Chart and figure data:
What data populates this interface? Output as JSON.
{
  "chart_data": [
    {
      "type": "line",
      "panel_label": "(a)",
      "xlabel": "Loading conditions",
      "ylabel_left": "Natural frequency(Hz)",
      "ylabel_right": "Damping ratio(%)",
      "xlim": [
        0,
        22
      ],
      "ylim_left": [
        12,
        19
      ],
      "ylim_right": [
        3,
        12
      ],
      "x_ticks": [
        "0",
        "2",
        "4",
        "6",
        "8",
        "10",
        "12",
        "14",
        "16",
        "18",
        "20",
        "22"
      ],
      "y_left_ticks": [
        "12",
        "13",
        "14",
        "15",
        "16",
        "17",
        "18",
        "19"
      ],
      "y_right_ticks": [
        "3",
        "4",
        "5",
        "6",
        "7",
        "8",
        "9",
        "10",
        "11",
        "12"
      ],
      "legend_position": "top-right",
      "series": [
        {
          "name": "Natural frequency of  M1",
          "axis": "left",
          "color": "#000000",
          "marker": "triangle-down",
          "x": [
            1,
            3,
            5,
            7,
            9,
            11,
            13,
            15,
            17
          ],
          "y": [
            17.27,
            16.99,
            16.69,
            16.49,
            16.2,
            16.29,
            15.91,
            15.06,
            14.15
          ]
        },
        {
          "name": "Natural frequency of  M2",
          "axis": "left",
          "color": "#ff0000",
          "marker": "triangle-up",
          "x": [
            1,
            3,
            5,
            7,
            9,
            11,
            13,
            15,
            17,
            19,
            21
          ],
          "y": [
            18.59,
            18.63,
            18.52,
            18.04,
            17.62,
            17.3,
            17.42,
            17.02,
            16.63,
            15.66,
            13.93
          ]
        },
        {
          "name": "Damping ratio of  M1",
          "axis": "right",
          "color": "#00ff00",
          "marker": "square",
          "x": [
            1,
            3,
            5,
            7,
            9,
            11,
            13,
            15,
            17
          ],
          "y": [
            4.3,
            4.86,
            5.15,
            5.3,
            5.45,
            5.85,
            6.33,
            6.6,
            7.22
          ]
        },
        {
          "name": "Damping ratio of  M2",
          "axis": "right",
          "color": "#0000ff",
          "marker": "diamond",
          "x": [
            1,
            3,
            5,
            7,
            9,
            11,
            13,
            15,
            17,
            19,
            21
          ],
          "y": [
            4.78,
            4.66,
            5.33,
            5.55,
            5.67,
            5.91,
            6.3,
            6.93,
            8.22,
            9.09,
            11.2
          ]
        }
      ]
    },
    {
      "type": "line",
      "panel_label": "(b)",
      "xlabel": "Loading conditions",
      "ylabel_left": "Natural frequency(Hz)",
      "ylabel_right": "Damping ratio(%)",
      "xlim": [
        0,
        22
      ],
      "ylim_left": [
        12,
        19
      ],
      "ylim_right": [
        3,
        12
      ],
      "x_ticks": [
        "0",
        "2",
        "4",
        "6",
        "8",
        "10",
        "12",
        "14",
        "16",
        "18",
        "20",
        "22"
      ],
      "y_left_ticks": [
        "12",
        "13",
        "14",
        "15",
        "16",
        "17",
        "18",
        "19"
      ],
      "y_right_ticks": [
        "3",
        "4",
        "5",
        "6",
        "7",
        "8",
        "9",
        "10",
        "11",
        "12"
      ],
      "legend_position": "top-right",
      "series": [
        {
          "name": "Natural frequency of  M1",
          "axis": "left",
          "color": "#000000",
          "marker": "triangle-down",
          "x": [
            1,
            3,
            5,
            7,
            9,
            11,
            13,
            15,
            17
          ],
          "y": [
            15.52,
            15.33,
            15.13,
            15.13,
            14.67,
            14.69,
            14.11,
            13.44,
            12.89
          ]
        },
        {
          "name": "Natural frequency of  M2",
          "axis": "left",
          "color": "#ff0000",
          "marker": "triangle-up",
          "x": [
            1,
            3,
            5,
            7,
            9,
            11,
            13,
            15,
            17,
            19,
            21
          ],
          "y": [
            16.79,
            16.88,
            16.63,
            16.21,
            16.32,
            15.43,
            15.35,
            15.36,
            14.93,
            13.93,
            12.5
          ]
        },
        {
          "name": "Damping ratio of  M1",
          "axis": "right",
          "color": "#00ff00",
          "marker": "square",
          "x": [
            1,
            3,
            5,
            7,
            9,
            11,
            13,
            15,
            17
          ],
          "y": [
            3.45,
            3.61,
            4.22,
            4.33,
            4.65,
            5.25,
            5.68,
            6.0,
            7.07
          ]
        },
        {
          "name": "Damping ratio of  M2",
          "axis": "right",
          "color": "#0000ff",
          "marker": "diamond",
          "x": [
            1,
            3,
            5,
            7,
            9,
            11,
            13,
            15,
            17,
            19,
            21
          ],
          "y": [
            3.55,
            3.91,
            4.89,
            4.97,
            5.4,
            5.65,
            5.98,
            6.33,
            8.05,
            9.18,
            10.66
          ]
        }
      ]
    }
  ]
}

SHORT EXERCISE: Please return the data above exactly as given.

COMPLETE OUTPUT:
What data populates this interface? Output as JSON.
{
  "chart_data": [
    {
      "type": "line",
      "panel_label": "(a)",
      "xlabel": "Loading conditions",
      "ylabel_left": "Natural frequency(Hz)",
      "ylabel_right": "Damping ratio(%)",
      "xlim": [
        0,
        22
      ],
      "ylim_left": [
        12,
        19
      ],
      "ylim_right": [
        3,
        12
      ],
      "x_ticks": [
        "0",
        "2",
        "4",
        "6",
        "8",
        "10",
        "12",
        "14",
        "16",
        "18",
        "20",
        "22"
      ],
      "y_left_ticks": [
        "12",
        "13",
        "14",
        "15",
        "16",
        "17",
        "18",
        "19"
      ],
      "y_right_ticks": [
        "3",
        "4",
        "5",
        "6",
        "7",
        "8",
        "9",
        "10",
        "11",
        "12"
      ],
      "legend_position": "top-right",
      "series": [
        {
          "name": "Natural frequency of  M1",
          "axis": "left",
          "color": "#000000",
          "marker": "triangle-down",
          "x": [
            1,
            3,
            5,
            7,
            9,
            11,
            13,
            15,
            17
          ],
          "y": [
            17.27,
            16.99,
            16.69,
            16.49,
            16.2,
            16.29,
            15.91,
            15.06,
            14.15
          ]
        },
        {
          "name": "Natural frequency of  M2",
          "axis": "left",
          "color": "#ff0000",
          "marker": "triangle-up",
          "x": [
            1,
            3,
            5,
            7,
            9,
            11,
            13,
            15,
            17,
            19,
            21
          ],
          "y": [
            18.59,
            18.63,
            18.52,
            18.04,
            17.62,
            17.3,
            17.42,
            17.02,
            16.63,
            15.66,
            13.93
          ]
        },
        {
          "name": "Damping ratio of  M1",
          "axis": "right",
          "color": "#00ff00",
          "marker": "square",
          "x": [
            1,
            3,
            5,
            7,
            9,
            11,
            13,
            15,
            17
          ],
          "y": [
            4.3,
            4.86,
            5.15,
            5.3,
            5.45,
            5.85,
            6.33,
            6.6,
            7.22
          ]
        },
        {
          "name": "Damping ratio of  M2",
          "axis": "right",
          "color": "#0000ff",
          "marker": "diamond",
          "x": [
            1,
            3,
            5,
            7,
            9,
            11,
            13,
            15,
            17,
            19,
            21
          ],
          "y": [
            4.78,
            4.66,
            5.33,
            5.55,
            5.67,
            5.91,
            6.3,
            6.93,
            8.22,
            9.09,
            11.2
          ]
        }
      ]
    },
    {
      "type": "line",
      "panel_label": "(b)",
      "xlabel": "Loading conditions",
      "ylabel_left": "Natural frequency(Hz)",
      "ylabel_right": "Damping ratio(%)",
      "xlim": [
        0,
        22
      ],
      "ylim_left": [
        12,
        19
      ],
      "ylim_right": [
        3,
        12
      ],
      "x_ticks": [
        "0",
        "2",
        "4",
        "6",
        "8",
        "10",
        "12",
        "14",
        "16",
        "18",
        "20",
        "22"
      ],
      "y_left_ticks": [
        "12",
        "13",
        "14",
        "15",
        "16",
        "17",
        "18",
        "19"
      ],
      "y_right_ticks": [
        "3",
        "4",
        "5",
        "6",
        "7",
        "8",
        "9",
        "10",
        "11",
        "12"
      ],
      "legend_position": "top-right",
      "series": [
        {
          "name": "Natural frequency of  M1",
          "axis": "left",
          "color": "#000000",
          "marker": "triangle-down",
          "x": [
            1,
            3,
            5,
            7,
            9,
            11,
            13,
            15,
            17
          ],
          "y": [
            15.52,
            15.33,
            15.13,
            15.13,
            14.67,
            14.69,
            14.11,
            13.44,
            12.89
          ]
        },
        {
          "name": "Natural frequency of  M2",
          "axis": "left",
          "color": "#ff0000",
          "marker": "triangle-up",
          "x": [
            1,
            3,
            5,
            7,
            9,
            11,
            13,
            15,
            17,
            19,
            21
          ],
          "y": [
            16.79,
            16.88,
            16.63,
            16.21,
            16.32,
            15.43,
            15.35,
            15.36,
            14.93,
            13.93,
            12.5
          ]
        },
        {
          "name": "Damping ratio of  M1",
          "axis": "right",
          "color": "#00ff00",
          "marker": "square",
          "x": [
            1,
            3,
            5,
            7,
            9,
            11,
            13,
            15,
            17
          ],
          "y": [
            3.45,
            3.61,
            4.22,
            4.33,
            4.65,
            5.25,
            5.68,
            6.0,
            7.07
          ]
        },
        {
          "name": "Damping ratio of  M2",
          "axis": "right",
          "color": "#0000ff",
          "marker": "diamond",
          "x": [
            1,
            3,
            5,
            7,
            9,
            11,
            13,
            15,
            17,
            19,
            21
          ],
          "y": [
            3.55,
            3.91,
            4.89,
            4.97,
            5.4,
            5.65,
            5.98,
            6.33,
            8.05,
            9.18,
            10.66
          ]
        }
      ]
    }
  ]
}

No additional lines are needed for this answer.